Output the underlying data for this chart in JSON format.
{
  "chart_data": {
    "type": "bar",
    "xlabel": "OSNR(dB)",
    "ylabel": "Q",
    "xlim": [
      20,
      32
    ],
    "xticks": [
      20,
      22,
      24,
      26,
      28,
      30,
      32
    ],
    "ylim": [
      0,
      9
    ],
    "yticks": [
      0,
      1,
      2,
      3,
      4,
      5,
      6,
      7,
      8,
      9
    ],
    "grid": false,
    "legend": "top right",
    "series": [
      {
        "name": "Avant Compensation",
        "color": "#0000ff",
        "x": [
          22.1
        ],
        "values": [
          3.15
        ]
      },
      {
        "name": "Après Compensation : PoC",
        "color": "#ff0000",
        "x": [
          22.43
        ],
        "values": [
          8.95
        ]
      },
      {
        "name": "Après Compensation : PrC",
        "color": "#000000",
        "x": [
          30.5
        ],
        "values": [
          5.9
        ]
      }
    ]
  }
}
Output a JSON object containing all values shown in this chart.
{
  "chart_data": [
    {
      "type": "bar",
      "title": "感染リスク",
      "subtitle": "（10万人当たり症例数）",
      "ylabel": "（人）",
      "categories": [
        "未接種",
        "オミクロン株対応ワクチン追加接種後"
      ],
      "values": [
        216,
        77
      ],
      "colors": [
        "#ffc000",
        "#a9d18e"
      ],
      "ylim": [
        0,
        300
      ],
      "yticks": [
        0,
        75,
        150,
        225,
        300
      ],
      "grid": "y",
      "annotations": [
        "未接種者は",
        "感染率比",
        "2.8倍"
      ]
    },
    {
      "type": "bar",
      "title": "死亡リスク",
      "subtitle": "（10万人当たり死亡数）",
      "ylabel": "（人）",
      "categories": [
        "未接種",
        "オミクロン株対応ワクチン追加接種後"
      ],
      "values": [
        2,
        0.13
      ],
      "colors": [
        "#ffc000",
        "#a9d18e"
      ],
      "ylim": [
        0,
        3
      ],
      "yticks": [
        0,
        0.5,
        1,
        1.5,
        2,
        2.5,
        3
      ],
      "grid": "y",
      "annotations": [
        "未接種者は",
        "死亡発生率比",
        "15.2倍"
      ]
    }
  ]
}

----

From the data above, extract every line in its exact form.

### CORRECT ANSWER
Output the underlying data for this chart in JSON format.
{
  "chart_data": {
    "type": "bar",
    "xlabel": "OSNR(dB)",
    "ylabel": "Q",
    "xlim": [
      20,
      32
    ],
    "xticks": [
      20,
      22,
      24,
      26,
      28,
      30,
      32
    ],
    "ylim": [
      0,
      9
    ],
    "yticks": [
      0,
      1,
      2,
      3,
      4,
      5,
      6,
      7,
      8,
      9
    ],
    "grid": false,
    "legend": "top right",
    "series": [
      {
        "name": "Avant Compensation",
        "color": "#0000ff",
        "x": [
          22.1
        ],
        "values": [
          3.15
        ]
      },
      {
        "name": "Après Compensation : PoC",
        "color": "#ff0000",
        "x": [
          22.43
        ],
        "values": [
          8.95
        ]
      },
      {
        "name": "Après Compensation : PrC",
        "color": "#000000",
        "x": [
          30.5
        ],
        "values": [
          5.9
        ]
      }
    ]
  }
}
Output a JSON object containing all values shown in this chart.
{
  "chart_data": [
    {
      "type": "bar",
      "title": "感染リスク",
      "subtitle": "（10万人当たり症例数）",
      "ylabel": "（人）",
      "categories": [
        "未接種",
        "オミクロン株対応ワクチン追加接種後"
      ],
      "values": [
        216,
        77
      ],
      "colors": [
        "#ffc000",
        "#a9d18e"
      ],
      "ylim": [
        0,
        300
      ],
      "yticks": [
        0,
        75,
        150,
        225,
        300
      ],
      "grid": "y",
      "annotations": [
        "未接種者は",
        "感染率比",
        "2.8倍"
      ]
    },
    {
      "type": "bar",
      "title": "死亡リスク",
      "subtitle": "（10万人当たり死亡数）",
      "ylabel": "（人）",
      "categories": [
        "未接種",
        "オミクロン株対応ワクチン追加接種後"
      ],
      "values": [
        2,
        0.13
      ],
      "colors": [
        "#ffc000",
        "#a9d18e"
      ],
      "ylim": [
        0,
        3
      ],
      "yticks": [
        0,
        0.5,
        1,
        1.5,
        2,
        2.5,
        3
      ],
      "grid": "y",
      "annotations": [
        "未接種者は",
        "死亡発生率比",
        "15.2倍"
      ]
    }
  ]
}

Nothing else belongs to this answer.